----- Task data
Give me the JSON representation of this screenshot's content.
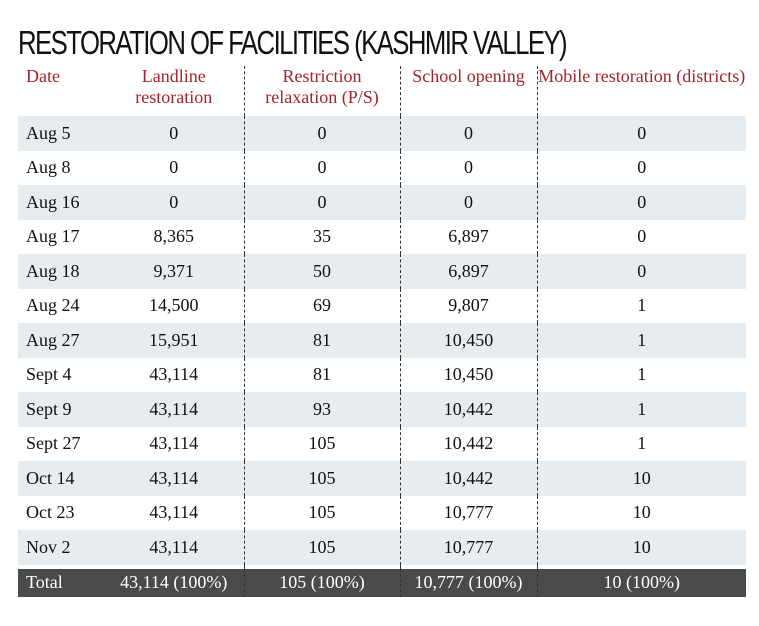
{
  "title": "RESTORATION OF FACILITIES (KASHMIR VALLEY)",
  "headers": [
    "Date",
    "Landline restoration",
    "Restriction relaxation (P/S)",
    "School opening",
    "Mobile restoration (districts)"
  ],
  "rows": [
    [
      "Aug 5",
      "0",
      "0",
      "0",
      "0"
    ],
    [
      "Aug 8",
      "0",
      "0",
      "0",
      "0"
    ],
    [
      "Aug 16",
      "0",
      "0",
      "0",
      "0"
    ],
    [
      "Aug 17",
      "8,365",
      "35",
      "6,897",
      "0"
    ],
    [
      "Aug 18",
      "9,371",
      "50",
      "6,897",
      "0"
    ],
    [
      "Aug 24",
      "14,500",
      "69",
      "9,807",
      "1"
    ],
    [
      "Aug 27",
      "15,951",
      "81",
      "10,450",
      "1"
    ],
    [
      "Sept 4",
      "43,114",
      "81",
      "10,450",
      "1"
    ],
    [
      "Sept 9",
      "43,114",
      "93",
      "10,442",
      "1"
    ],
    [
      "Sept 27",
      "43,114",
      "105",
      "10,442",
      "1"
    ],
    [
      "Oct 14",
      "43,114",
      "105",
      "10,442",
      "10"
    ],
    [
      "Oct 23",
      "43,114",
      "105",
      "10,777",
      "10"
    ],
    [
      "Nov 2",
      "43,114",
      "105",
      "10,777",
      "10"
    ]
  ],
  "total": [
    "Total",
    "43,114 (100%)",
    "105 (100%)",
    "10,777 (100%)",
    "10 (100%)"
  ],
  "colors": {
    "header": "#a5232a",
    "row_shade": "#e6ecef",
    "total_bg": "#4a4a4a"
  }
}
----------
Write out the records above exactly as they stand, leaving out every picture.

Task result —
Give me the JSON representation of this screenshot's content.
{
  "title": "RESTORATION OF FACILITIES (KASHMIR VALLEY)",
  "headers": [
    "Date",
    "Landline restoration",
    "Restriction relaxation (P/S)",
    "School opening",
    "Mobile restoration (districts)"
  ],
  "rows": [
    [
      "Aug 5",
      "0",
      "0",
      "0",
      "0"
    ],
    [
      "Aug 8",
      "0",
      "0",
      "0",
      "0"
    ],
    [
      "Aug 16",
      "0",
      "0",
      "0",
      "0"
    ],
    [
      "Aug 17",
      "8,365",
      "35",
      "6,897",
      "0"
    ],
    [
      "Aug 18",
      "9,371",
      "50",
      "6,897",
      "0"
    ],
    [
      "Aug 24",
      "14,500",
      "69",
      "9,807",
      "1"
    ],
    [
      "Aug 27",
      "15,951",
      "81",
      "10,450",
      "1"
    ],
    [
      "Sept 4",
      "43,114",
      "81",
      "10,450",
      "1"
    ],
    [
      "Sept 9",
      "43,114",
      "93",
      "10,442",
      "1"
    ],
    [
      "Sept 27",
      "43,114",
      "105",
      "10,442",
      "1"
    ],
    [
      "Oct 14",
      "43,114",
      "105",
      "10,442",
      "10"
    ],
    [
      "Oct 23",
      "43,114",
      "105",
      "10,777",
      "10"
    ],
    [
      "Nov 2",
      "43,114",
      "105",
      "10,777",
      "10"
    ]
  ],
  "total": [
    "Total",
    "43,114 (100%)",
    "105 (100%)",
    "10,777 (100%)",
    "10 (100%)"
  ],
  "colors": {
    "header": "#a5232a",
    "row_shade": "#e6ecef",
    "total_bg": "#4a4a4a"
  }
}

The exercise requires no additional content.